__Data to process__.
_ _ _ _ _

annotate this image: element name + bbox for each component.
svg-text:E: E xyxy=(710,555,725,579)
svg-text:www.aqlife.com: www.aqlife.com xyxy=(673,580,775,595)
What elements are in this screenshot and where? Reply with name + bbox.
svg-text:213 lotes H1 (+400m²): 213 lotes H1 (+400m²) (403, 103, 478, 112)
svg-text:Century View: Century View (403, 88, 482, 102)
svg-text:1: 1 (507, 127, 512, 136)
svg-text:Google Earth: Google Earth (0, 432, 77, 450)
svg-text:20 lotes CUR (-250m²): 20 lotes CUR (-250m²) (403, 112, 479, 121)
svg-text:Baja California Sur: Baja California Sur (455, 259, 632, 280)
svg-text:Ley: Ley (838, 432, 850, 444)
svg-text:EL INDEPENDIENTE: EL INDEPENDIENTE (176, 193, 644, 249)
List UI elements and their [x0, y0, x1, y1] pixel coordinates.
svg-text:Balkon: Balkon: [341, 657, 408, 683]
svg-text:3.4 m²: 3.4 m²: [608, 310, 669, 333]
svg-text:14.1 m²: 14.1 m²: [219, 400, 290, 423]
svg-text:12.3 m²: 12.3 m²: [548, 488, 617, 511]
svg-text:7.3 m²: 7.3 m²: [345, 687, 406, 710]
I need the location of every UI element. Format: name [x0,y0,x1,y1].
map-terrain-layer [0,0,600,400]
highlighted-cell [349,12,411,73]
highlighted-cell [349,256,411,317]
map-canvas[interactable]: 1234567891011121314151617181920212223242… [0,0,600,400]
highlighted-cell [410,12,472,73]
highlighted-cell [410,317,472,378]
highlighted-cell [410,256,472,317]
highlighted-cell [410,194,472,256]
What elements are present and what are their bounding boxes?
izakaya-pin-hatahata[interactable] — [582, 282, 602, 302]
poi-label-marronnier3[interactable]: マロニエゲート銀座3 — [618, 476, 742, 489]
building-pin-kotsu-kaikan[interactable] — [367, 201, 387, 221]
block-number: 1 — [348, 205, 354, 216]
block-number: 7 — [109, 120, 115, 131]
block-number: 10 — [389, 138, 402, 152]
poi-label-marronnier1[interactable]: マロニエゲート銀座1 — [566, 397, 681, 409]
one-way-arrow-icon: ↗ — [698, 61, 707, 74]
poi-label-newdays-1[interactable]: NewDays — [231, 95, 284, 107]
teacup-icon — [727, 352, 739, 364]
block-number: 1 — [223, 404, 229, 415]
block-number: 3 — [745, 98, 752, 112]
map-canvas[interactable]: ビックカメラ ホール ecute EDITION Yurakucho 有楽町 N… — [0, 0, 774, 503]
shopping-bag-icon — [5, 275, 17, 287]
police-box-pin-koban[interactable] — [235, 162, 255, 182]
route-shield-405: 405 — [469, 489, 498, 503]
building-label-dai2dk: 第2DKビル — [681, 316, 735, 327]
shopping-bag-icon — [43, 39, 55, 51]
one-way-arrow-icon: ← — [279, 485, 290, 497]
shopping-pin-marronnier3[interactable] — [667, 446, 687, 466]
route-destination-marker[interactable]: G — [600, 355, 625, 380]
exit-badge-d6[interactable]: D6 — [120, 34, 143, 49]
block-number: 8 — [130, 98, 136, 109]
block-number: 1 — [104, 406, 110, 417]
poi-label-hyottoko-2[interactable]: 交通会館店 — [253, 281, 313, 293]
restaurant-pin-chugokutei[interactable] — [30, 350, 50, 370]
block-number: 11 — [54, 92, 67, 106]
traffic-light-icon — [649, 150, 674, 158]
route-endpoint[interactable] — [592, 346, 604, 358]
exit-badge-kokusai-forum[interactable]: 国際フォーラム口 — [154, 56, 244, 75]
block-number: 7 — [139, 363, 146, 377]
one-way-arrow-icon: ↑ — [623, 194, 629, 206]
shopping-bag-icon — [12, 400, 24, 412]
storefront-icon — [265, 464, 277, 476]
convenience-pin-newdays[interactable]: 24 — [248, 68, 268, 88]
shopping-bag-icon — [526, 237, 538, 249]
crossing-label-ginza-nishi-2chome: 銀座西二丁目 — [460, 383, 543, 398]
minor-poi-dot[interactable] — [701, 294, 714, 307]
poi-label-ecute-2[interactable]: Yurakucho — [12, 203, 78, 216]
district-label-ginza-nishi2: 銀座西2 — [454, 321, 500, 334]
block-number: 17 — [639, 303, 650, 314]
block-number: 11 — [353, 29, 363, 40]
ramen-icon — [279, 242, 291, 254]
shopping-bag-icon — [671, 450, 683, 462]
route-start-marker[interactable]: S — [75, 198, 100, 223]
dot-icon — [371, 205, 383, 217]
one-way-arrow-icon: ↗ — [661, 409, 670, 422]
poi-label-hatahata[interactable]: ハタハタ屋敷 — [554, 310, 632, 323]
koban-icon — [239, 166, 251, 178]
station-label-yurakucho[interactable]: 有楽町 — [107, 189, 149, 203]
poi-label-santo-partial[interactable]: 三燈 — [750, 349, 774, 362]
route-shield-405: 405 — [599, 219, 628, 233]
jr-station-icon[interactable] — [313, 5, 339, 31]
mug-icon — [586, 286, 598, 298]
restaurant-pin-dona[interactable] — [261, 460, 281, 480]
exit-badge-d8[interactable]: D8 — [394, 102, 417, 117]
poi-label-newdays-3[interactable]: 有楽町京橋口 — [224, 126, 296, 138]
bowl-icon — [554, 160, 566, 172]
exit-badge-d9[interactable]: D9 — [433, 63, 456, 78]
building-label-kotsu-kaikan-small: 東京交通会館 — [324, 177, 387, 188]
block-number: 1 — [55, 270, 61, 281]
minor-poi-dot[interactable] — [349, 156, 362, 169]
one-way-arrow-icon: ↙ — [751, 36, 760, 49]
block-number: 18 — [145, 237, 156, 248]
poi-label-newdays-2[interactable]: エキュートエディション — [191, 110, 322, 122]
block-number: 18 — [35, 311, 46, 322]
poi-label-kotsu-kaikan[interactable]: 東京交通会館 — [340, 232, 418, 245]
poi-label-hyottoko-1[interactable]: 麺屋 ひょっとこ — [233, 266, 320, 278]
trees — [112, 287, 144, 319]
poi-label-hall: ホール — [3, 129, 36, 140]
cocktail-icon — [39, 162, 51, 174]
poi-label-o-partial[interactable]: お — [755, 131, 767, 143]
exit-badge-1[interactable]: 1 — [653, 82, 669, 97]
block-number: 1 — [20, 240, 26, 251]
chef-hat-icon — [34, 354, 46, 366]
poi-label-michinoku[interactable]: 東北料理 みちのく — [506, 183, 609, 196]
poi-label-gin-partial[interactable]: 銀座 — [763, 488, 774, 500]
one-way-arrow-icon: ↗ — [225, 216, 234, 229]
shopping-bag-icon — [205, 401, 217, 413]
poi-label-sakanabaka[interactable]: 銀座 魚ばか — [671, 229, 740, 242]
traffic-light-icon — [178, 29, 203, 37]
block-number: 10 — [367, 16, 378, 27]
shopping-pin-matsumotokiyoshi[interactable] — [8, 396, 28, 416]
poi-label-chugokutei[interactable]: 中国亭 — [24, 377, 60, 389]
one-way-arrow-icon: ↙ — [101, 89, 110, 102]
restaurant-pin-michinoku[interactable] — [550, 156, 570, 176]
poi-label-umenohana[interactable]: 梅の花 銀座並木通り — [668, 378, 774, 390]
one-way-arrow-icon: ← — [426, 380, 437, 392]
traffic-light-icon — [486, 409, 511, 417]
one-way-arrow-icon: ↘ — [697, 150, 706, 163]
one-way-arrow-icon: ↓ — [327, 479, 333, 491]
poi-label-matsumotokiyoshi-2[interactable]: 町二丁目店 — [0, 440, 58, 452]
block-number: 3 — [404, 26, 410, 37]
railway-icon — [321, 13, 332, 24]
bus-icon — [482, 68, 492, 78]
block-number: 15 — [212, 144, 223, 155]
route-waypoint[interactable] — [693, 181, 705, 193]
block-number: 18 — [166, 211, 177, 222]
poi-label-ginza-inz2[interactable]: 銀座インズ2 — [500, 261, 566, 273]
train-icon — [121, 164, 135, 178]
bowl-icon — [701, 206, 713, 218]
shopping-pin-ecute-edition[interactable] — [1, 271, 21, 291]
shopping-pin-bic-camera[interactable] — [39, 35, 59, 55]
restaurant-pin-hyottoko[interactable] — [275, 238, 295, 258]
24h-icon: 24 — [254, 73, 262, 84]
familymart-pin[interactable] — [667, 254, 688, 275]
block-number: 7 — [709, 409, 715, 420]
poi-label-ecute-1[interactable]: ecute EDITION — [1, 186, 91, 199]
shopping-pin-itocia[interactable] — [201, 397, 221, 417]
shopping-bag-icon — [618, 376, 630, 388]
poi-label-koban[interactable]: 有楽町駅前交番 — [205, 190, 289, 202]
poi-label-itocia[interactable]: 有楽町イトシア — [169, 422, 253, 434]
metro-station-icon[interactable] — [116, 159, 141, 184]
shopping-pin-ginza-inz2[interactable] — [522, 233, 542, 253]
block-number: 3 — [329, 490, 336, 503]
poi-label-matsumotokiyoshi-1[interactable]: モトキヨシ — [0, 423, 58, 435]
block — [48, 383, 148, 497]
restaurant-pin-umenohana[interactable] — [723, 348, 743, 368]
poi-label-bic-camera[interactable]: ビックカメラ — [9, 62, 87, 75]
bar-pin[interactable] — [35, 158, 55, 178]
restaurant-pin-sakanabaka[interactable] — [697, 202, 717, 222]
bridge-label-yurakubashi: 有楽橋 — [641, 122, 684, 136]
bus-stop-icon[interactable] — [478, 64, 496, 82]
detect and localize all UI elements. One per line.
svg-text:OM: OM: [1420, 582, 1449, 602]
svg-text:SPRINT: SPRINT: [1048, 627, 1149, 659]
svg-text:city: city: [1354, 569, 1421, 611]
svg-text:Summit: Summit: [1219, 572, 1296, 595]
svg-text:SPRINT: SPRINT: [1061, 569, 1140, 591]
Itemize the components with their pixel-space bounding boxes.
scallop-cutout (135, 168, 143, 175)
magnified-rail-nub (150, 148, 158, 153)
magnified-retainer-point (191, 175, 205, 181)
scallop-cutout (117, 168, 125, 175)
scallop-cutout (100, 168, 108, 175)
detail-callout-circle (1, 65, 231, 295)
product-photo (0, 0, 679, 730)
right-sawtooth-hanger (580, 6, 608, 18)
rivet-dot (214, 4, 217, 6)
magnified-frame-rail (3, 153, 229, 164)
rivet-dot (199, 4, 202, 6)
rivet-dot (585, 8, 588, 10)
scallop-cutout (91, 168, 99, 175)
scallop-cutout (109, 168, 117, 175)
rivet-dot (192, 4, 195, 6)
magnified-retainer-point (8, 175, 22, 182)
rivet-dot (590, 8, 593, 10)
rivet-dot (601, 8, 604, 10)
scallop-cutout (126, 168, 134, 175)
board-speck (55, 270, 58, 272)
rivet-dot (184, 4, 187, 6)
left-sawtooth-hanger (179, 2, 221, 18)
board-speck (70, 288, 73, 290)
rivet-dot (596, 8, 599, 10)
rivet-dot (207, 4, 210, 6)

_ _ _ _ _

__What you will do__.
Please repeat the listing above word for word, beginning at its first line and stopping after the line that contains "highlighted-cell [410,12,472,73]".

__Answer to the problem__.
annotate this image: element name + bbox for each component.
svg-text:E: E xyxy=(710,555,725,579)
svg-text:www.aqlife.com: www.aqlife.com xyxy=(673,580,775,595)
What elements are in this screenshot and where? Reply with name + bbox.
svg-text:213 lotes H1 (+400m²): 213 lotes H1 (+400m²) (403, 103, 478, 112)
svg-text:Century View: Century View (403, 88, 482, 102)
svg-text:1: 1 (507, 127, 512, 136)
svg-text:Google Earth: Google Earth (0, 432, 77, 450)
svg-text:20 lotes CUR (-250m²): 20 lotes CUR (-250m²) (403, 112, 479, 121)
svg-text:Baja California Sur: Baja California Sur (455, 259, 632, 280)
svg-text:Ley: Ley (838, 432, 850, 444)
svg-text:EL INDEPENDIENTE: EL INDEPENDIENTE (176, 193, 644, 249)
List UI elements and their [x0, y0, x1, y1] pixel coordinates.
svg-text:Balkon: Balkon: [341, 657, 408, 683]
svg-text:3.4 m²: 3.4 m²: [608, 310, 669, 333]
svg-text:14.1 m²: 14.1 m²: [219, 400, 290, 423]
svg-text:12.3 m²: 12.3 m²: [548, 488, 617, 511]
svg-text:7.3 m²: 7.3 m²: [345, 687, 406, 710]
I need the location of every UI element. Format: name [x0,y0,x1,y1].
map-terrain-layer [0,0,600,400]
highlighted-cell [349,12,411,73]
highlighted-cell [349,256,411,317]
map-canvas[interactable]: 1234567891011121314151617181920212223242… [0,0,600,400]
highlighted-cell [410,12,472,73]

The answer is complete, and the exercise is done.